Task requirements: Leave out any picture and return the remaining listing below exactly as given.
[Begin Exercise material]
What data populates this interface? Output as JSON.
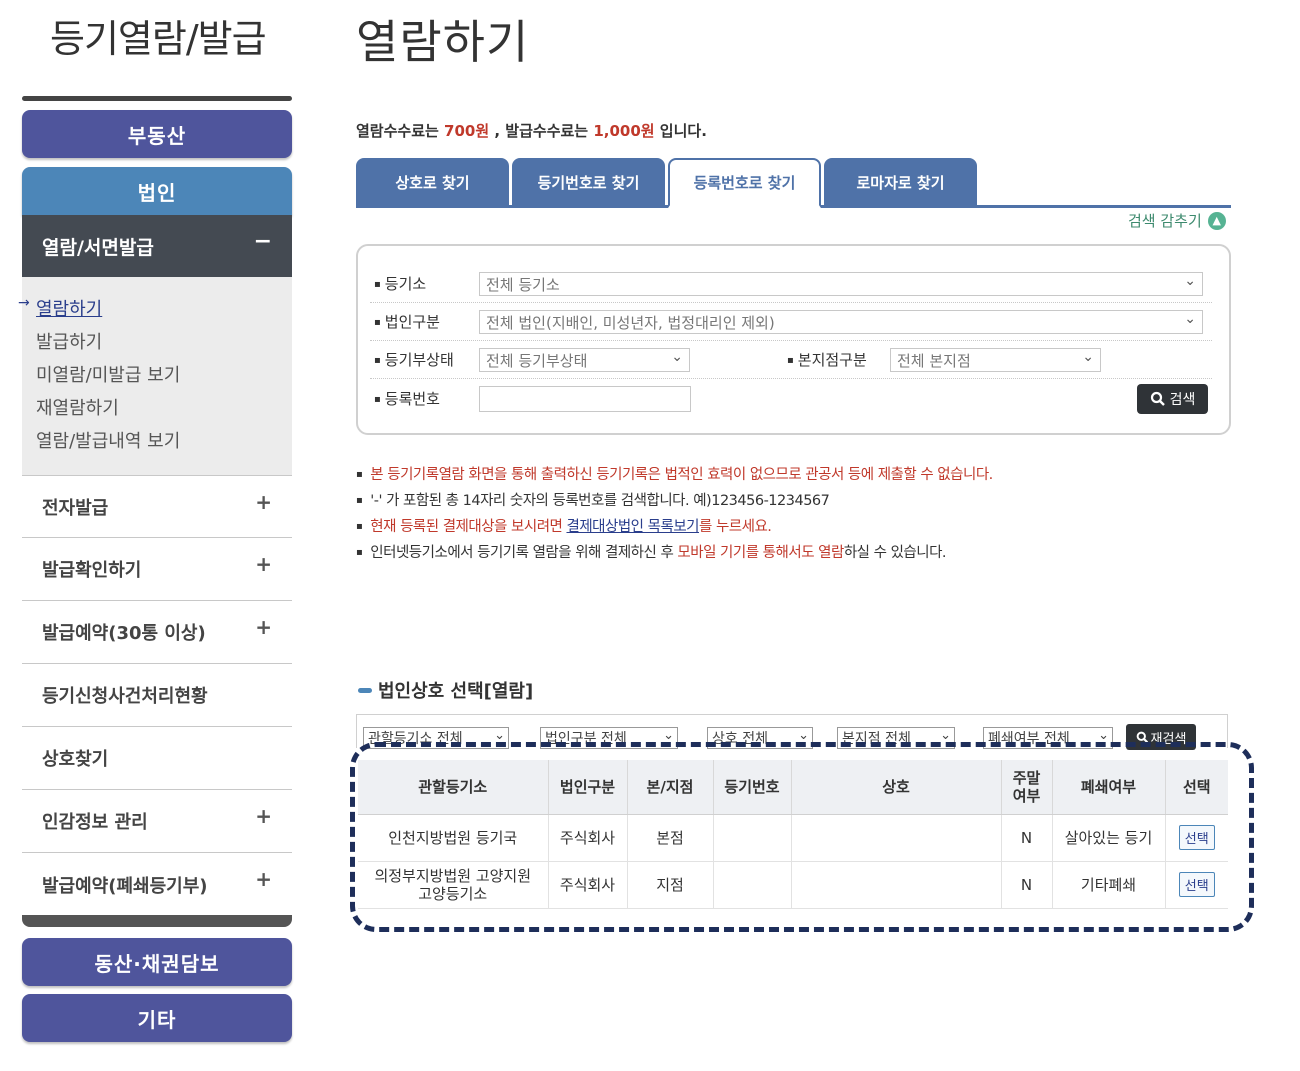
{
  "sidebar": {
    "title": "등기열람/발급",
    "btn_realestate": "부동산",
    "btn_corp": "법인",
    "section_head": "열람/서면발급",
    "section_toggle": "−",
    "sub_items": [
      "열람하기",
      "발급하기",
      "미열람/미발급 보기",
      "재열람하기",
      "열람/발급내역 보기"
    ],
    "menu": [
      {
        "label": "전자발급",
        "toggle": "+"
      },
      {
        "label": "발급확인하기",
        "toggle": "+"
      },
      {
        "label": "발급예약(30통 이상)",
        "toggle": "+"
      },
      {
        "label": "등기신청사건처리현황",
        "toggle": ""
      },
      {
        "label": "상호찾기",
        "toggle": ""
      },
      {
        "label": "인감정보 관리",
        "toggle": "+"
      },
      {
        "label": "발급예약(폐쇄등기부)",
        "toggle": "+"
      }
    ],
    "btn_movable": "동산·채권담보",
    "btn_etc": "기타"
  },
  "main": {
    "title": "열람하기",
    "fee": {
      "prefix": "열람수수료는 ",
      "view_fee": "700원",
      "mid": " , 발급수수료는 ",
      "issue_fee": "1,000원",
      "suffix": " 입니다."
    },
    "tabs": [
      "상호로 찾기",
      "등기번호로 찾기",
      "등록번호로 찾기",
      "로마자로 찾기"
    ],
    "hide_search": "검색 감추기",
    "form": {
      "registry_label": "등기소",
      "registry_value": "전체 등기소",
      "corp_type_label": "법인구분",
      "corp_type_value": "전체 법인(지배인, 미성년자, 법정대리인 제외)",
      "status_label": "등기부상태",
      "status_value": "전체 등기부상태",
      "branch_label": "본지점구분",
      "branch_value": "전체 본지점",
      "regno_label": "등록번호",
      "regno_value": "",
      "search_btn": "검색"
    },
    "notes": {
      "n1": "본 등기기록열람 화면을 통해 출력하신 등기기록은 법적인 효력이 없으므로 관공서 등에 제출할 수 없습니다.",
      "n2": "'-' 가 포함된 총 14자리 숫자의 등록번호를 검색합니다. 예)123456-1234567",
      "n3_a": "현재 등록된 결제대상을 보시려면 ",
      "n3_link": "결제대상법인 목록보기",
      "n3_b": "를 누르세요.",
      "n4_a": "인터넷등기소에서 등기기록 열람을 위해 결제하신 후 ",
      "n4_red": "모바일 기기를 통해서도 열람",
      "n4_b": "하실 수 있습니다."
    },
    "results": {
      "title": "법인상호 선택[열람]",
      "filters": [
        "관할등기소 전체",
        "법인구분 전체",
        "상호 전체",
        "본지점 전체",
        "폐쇄여부 전체"
      ],
      "reset_btn": "재검색",
      "headers": [
        "관할등기소",
        "법인구분",
        "본/지점",
        "등기번호",
        "상호",
        "주말\n여부",
        "폐쇄여부",
        "선택"
      ],
      "rows": [
        {
          "registry": "인천지방법원 등기국",
          "type": "주식회사",
          "branch": "본점",
          "regnum": "",
          "name": "",
          "weekend": "N",
          "closed": "살아있는 등기",
          "select": "선택"
        },
        {
          "registry": "의정부지방법원 고양지원\n고양등기소",
          "type": "주식회사",
          "branch": "지점",
          "regnum": "",
          "name": "",
          "weekend": "N",
          "closed": "기타폐쇄",
          "select": "선택"
        }
      ]
    }
  },
  "colors": {
    "tab_blue": "#4f72a8",
    "nav_purple": "#4f559c",
    "nav_blue": "#4c86b8",
    "alert_red": "#c0392b",
    "highlight": "#1e2e5a"
  }
}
[End Exercise material]
Exercise solution:
What data populates this interface? Output as JSON.
{
  "sidebar": {
    "title": "등기열람/발급",
    "btn_realestate": "부동산",
    "btn_corp": "법인",
    "section_head": "열람/서면발급",
    "section_toggle": "−",
    "sub_items": [
      "열람하기",
      "발급하기",
      "미열람/미발급 보기",
      "재열람하기",
      "열람/발급내역 보기"
    ],
    "menu": [
      {
        "label": "전자발급",
        "toggle": "+"
      },
      {
        "label": "발급확인하기",
        "toggle": "+"
      },
      {
        "label": "발급예약(30통 이상)",
        "toggle": "+"
      },
      {
        "label": "등기신청사건처리현황",
        "toggle": ""
      },
      {
        "label": "상호찾기",
        "toggle": ""
      },
      {
        "label": "인감정보 관리",
        "toggle": "+"
      },
      {
        "label": "발급예약(폐쇄등기부)",
        "toggle": "+"
      }
    ],
    "btn_movable": "동산·채권담보",
    "btn_etc": "기타"
  },
  "main": {
    "title": "열람하기",
    "fee": {
      "prefix": "열람수수료는 ",
      "view_fee": "700원",
      "mid": " , 발급수수료는 ",
      "issue_fee": "1,000원",
      "suffix": " 입니다."
    },
    "tabs": [
      "상호로 찾기",
      "등기번호로 찾기",
      "등록번호로 찾기",
      "로마자로 찾기"
    ],
    "hide_search": "검색 감추기",
    "form": {
      "registry_label": "등기소",
      "registry_value": "전체 등기소",
      "corp_type_label": "법인구분",
      "corp_type_value": "전체 법인(지배인, 미성년자, 법정대리인 제외)",
      "status_label": "등기부상태",
      "status_value": "전체 등기부상태",
      "branch_label": "본지점구분",
      "branch_value": "전체 본지점",
      "regno_label": "등록번호",
      "regno_value": "",
      "search_btn": "검색"
    },
    "notes": {
      "n1": "본 등기기록열람 화면을 통해 출력하신 등기기록은 법적인 효력이 없으므로 관공서 등에 제출할 수 없습니다.",
      "n2": "'-' 가 포함된 총 14자리 숫자의 등록번호를 검색합니다. 예)123456-1234567",
      "n3_a": "현재 등록된 결제대상을 보시려면 ",
      "n3_link": "결제대상법인 목록보기",
      "n3_b": "를 누르세요.",
      "n4_a": "인터넷등기소에서 등기기록 열람을 위해 결제하신 후 ",
      "n4_red": "모바일 기기를 통해서도 열람",
      "n4_b": "하실 수 있습니다."
    },
    "results": {
      "title": "법인상호 선택[열람]",
      "filters": [
        "관할등기소 전체",
        "법인구분 전체",
        "상호 전체",
        "본지점 전체",
        "폐쇄여부 전체"
      ],
      "reset_btn": "재검색",
      "headers": [
        "관할등기소",
        "법인구분",
        "본/지점",
        "등기번호",
        "상호",
        "주말\n여부",
        "폐쇄여부",
        "선택"
      ],
      "rows": [
        {
          "registry": "인천지방법원 등기국",
          "type": "주식회사",
          "branch": "본점",
          "regnum": "",
          "name": "",
          "weekend": "N",
          "closed": "살아있는 등기",
          "select": "선택"
        },
        {
          "registry": "의정부지방법원 고양지원\n고양등기소",
          "type": "주식회사",
          "branch": "지점",
          "regnum": "",
          "name": "",
          "weekend": "N",
          "closed": "기타폐쇄",
          "select": "선택"
        }
      ]
    }
  },
  "colors": {
    "tab_blue": "#4f72a8",
    "nav_purple": "#4f559c",
    "nav_blue": "#4c86b8",
    "alert_red": "#c0392b",
    "highlight": "#1e2e5a"
  }
}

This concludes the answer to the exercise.